:: Exercise requirements ::
Go through the entries below and print each one exactly, leaving out pictures.

:: Raw records ::
·····

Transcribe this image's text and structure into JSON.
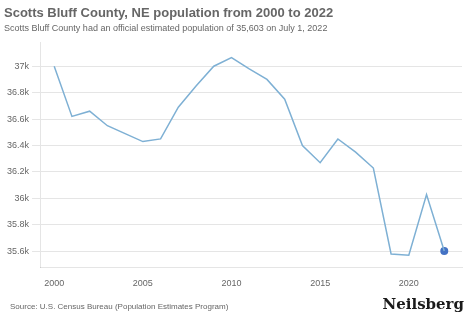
{
  "chart_data": {
    "type": "line",
    "title": "Scotts Bluff County, NE population from 2000 to 2022",
    "subtitle": "Scotts Bluff County had an official estimated population of 35,603 on July 1, 2022",
    "annotations": [
      "Source: U.S. Census Bureau (Population Estimates Program)",
      "Neilsberg"
    ],
    "x": [
      2000,
      2001,
      2002,
      2003,
      2004,
      2005,
      2006,
      2007,
      2008,
      2009,
      2010,
      2011,
      2012,
      2013,
      2014,
      2015,
      2016,
      2017,
      2018,
      2019,
      2020,
      2021,
      2022
    ],
    "series": [
      {
        "type": "line",
        "color": "#7eb0d4",
        "values": [
          36999,
          36620,
          36660,
          36550,
          36490,
          36430,
          36450,
          36690,
          36850,
          37000,
          37065,
          36980,
          36900,
          36750,
          36400,
          36270,
          36450,
          36350,
          36230,
          35580,
          35570,
          36030,
          35603
        ]
      },
      {
        "type": "scatter",
        "color": "#4472c4",
        "values": [
          null,
          null,
          null,
          null,
          null,
          null,
          null,
          null,
          null,
          null,
          null,
          null,
          null,
          null,
          null,
          null,
          null,
          null,
          null,
          null,
          null,
          null,
          35603
        ]
      }
    ],
    "xlim": [
      1999.2,
      2023.0
    ],
    "xticks": [
      2000,
      2005,
      2010,
      2015,
      2020
    ],
    "ylim": [
      35480,
      37180
    ],
    "yticks": [
      {
        "value": 35600,
        "label": "35.6k"
      },
      {
        "value": 35800,
        "label": "35.8k"
      },
      {
        "value": 36000,
        "label": "36k"
      },
      {
        "value": 36200,
        "label": "36.2k"
      },
      {
        "value": 36400,
        "label": "36.4k"
      },
      {
        "value": 36600,
        "label": "36.6k"
      },
      {
        "value": 36800,
        "label": "36.8k"
      },
      {
        "value": 37000,
        "label": "37k"
      }
    ],
    "grid": "y"
  }
}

·····

:: Finished exercise ::
Transcribe this image's text and structure into JSON.
{
  "chart_data": {
    "type": "line",
    "title": "Scotts Bluff County, NE population from 2000 to 2022",
    "subtitle": "Scotts Bluff County had an official estimated population of 35,603 on July 1, 2022",
    "annotations": [
      "Source: U.S. Census Bureau (Population Estimates Program)",
      "Neilsberg"
    ],
    "x": [
      2000,
      2001,
      2002,
      2003,
      2004,
      2005,
      2006,
      2007,
      2008,
      2009,
      2010,
      2011,
      2012,
      2013,
      2014,
      2015,
      2016,
      2017,
      2018,
      2019,
      2020,
      2021,
      2022
    ],
    "series": [
      {
        "type": "line",
        "color": "#7eb0d4",
        "values": [
          36999,
          36620,
          36660,
          36550,
          36490,
          36430,
          36450,
          36690,
          36850,
          37000,
          37065,
          36980,
          36900,
          36750,
          36400,
          36270,
          36450,
          36350,
          36230,
          35580,
          35570,
          36030,
          35603
        ]
      },
      {
        "type": "scatter",
        "color": "#4472c4",
        "values": [
          null,
          null,
          null,
          null,
          null,
          null,
          null,
          null,
          null,
          null,
          null,
          null,
          null,
          null,
          null,
          null,
          null,
          null,
          null,
          null,
          null,
          null,
          35603
        ]
      }
    ],
    "xlim": [
      1999.2,
      2023.0
    ],
    "xticks": [
      2000,
      2005,
      2010,
      2015,
      2020
    ],
    "ylim": [
      35480,
      37180
    ],
    "yticks": [
      {
        "value": 35600,
        "label": "35.6k"
      },
      {
        "value": 35800,
        "label": "35.8k"
      },
      {
        "value": 36000,
        "label": "36k"
      },
      {
        "value": 36200,
        "label": "36.2k"
      },
      {
        "value": 36400,
        "label": "36.4k"
      },
      {
        "value": 36600,
        "label": "36.6k"
      },
      {
        "value": 36800,
        "label": "36.8k"
      },
      {
        "value": 37000,
        "label": "37k"
      }
    ],
    "grid": "y"
  }
}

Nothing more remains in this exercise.